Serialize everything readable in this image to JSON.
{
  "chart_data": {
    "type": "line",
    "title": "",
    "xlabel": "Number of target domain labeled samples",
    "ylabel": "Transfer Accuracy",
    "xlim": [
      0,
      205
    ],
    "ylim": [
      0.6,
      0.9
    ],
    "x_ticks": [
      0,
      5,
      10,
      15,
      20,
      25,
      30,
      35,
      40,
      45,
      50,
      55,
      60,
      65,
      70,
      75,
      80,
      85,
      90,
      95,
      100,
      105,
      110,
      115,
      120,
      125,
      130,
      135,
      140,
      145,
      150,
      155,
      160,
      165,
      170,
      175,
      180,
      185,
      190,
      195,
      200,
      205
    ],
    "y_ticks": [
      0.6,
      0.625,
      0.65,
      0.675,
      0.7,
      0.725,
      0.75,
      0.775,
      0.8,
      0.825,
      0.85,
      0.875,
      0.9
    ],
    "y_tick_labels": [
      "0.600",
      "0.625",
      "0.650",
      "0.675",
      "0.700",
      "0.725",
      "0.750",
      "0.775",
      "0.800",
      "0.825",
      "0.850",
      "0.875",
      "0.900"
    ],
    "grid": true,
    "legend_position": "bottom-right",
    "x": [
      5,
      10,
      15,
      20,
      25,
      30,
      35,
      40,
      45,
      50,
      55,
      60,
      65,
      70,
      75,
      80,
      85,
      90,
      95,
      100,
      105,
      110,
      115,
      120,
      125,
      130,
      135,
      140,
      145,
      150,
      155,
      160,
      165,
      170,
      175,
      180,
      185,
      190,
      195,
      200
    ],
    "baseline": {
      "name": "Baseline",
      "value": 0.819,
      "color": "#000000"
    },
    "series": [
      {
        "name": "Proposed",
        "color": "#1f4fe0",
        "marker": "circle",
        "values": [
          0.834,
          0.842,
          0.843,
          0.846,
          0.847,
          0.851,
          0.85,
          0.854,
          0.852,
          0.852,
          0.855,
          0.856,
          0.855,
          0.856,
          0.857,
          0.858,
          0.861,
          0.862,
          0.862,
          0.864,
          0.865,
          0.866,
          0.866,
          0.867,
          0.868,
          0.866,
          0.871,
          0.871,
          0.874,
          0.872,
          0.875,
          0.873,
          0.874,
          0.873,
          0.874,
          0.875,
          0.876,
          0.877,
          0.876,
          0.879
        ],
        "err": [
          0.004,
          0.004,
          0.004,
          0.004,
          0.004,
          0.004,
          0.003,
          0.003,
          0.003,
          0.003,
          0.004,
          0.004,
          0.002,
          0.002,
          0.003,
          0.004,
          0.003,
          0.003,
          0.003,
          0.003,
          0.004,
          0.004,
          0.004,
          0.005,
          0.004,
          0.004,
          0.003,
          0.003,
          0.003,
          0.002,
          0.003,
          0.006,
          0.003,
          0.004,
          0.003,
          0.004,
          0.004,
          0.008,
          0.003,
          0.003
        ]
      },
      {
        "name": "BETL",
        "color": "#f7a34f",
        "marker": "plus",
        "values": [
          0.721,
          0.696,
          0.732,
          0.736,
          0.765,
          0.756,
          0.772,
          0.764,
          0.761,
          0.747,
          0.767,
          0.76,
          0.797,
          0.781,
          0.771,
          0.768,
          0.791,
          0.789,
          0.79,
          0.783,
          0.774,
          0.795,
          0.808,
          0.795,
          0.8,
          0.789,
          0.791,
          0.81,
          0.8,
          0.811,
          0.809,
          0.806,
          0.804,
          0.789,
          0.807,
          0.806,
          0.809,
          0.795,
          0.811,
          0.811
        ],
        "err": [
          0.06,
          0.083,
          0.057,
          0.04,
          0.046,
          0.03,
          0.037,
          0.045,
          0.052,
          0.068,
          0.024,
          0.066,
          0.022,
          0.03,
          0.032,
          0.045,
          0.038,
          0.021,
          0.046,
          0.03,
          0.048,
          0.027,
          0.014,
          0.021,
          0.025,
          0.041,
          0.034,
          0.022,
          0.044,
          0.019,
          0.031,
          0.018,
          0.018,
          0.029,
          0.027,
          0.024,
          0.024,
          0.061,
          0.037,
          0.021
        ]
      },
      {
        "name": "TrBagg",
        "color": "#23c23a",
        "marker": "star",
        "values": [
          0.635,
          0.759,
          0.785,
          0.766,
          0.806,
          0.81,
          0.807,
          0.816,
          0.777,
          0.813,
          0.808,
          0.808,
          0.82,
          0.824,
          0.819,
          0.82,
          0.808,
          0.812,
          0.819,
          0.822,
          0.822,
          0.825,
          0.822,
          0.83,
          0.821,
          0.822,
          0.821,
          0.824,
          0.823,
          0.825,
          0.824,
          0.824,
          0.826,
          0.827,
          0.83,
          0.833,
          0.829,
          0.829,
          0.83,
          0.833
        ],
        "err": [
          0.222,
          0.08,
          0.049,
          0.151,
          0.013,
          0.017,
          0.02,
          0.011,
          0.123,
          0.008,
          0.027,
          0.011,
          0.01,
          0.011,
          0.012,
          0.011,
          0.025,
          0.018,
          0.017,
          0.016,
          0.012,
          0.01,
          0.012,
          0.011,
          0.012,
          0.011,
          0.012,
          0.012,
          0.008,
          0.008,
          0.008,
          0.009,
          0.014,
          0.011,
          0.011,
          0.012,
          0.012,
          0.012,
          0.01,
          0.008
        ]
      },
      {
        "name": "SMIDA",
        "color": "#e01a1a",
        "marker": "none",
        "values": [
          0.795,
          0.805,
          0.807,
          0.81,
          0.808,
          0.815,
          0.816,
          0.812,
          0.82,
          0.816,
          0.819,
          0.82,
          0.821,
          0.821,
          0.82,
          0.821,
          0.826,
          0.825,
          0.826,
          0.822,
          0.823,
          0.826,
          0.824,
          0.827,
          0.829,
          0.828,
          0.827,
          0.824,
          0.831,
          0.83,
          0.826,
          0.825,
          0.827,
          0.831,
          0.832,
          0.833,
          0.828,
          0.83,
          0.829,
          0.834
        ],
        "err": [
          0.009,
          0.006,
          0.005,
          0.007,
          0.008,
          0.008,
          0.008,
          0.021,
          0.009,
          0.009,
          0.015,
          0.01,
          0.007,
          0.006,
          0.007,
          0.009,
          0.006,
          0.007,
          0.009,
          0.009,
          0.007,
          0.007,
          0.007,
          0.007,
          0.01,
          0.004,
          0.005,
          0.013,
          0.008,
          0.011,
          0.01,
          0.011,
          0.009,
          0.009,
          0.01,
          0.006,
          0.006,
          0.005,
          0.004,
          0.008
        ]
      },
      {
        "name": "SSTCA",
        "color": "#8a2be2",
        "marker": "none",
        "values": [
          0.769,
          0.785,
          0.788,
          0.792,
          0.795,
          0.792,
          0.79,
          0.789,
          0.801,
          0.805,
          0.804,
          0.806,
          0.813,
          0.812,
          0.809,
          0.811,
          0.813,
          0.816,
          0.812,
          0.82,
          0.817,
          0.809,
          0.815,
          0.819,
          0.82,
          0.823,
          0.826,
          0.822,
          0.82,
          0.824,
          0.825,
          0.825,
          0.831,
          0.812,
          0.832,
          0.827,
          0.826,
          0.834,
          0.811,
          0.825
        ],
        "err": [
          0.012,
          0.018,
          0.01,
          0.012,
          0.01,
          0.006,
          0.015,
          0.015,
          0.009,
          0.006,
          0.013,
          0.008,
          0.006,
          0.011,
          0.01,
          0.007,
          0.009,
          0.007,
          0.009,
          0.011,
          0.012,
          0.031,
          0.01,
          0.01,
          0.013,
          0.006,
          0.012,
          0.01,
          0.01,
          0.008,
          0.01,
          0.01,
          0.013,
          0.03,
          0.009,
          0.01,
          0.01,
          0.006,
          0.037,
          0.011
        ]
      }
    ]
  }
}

###

Problem to solve:
Determine the number of lines in the records that include the string "marker", and respond with that number only.

Response to the exercise:
5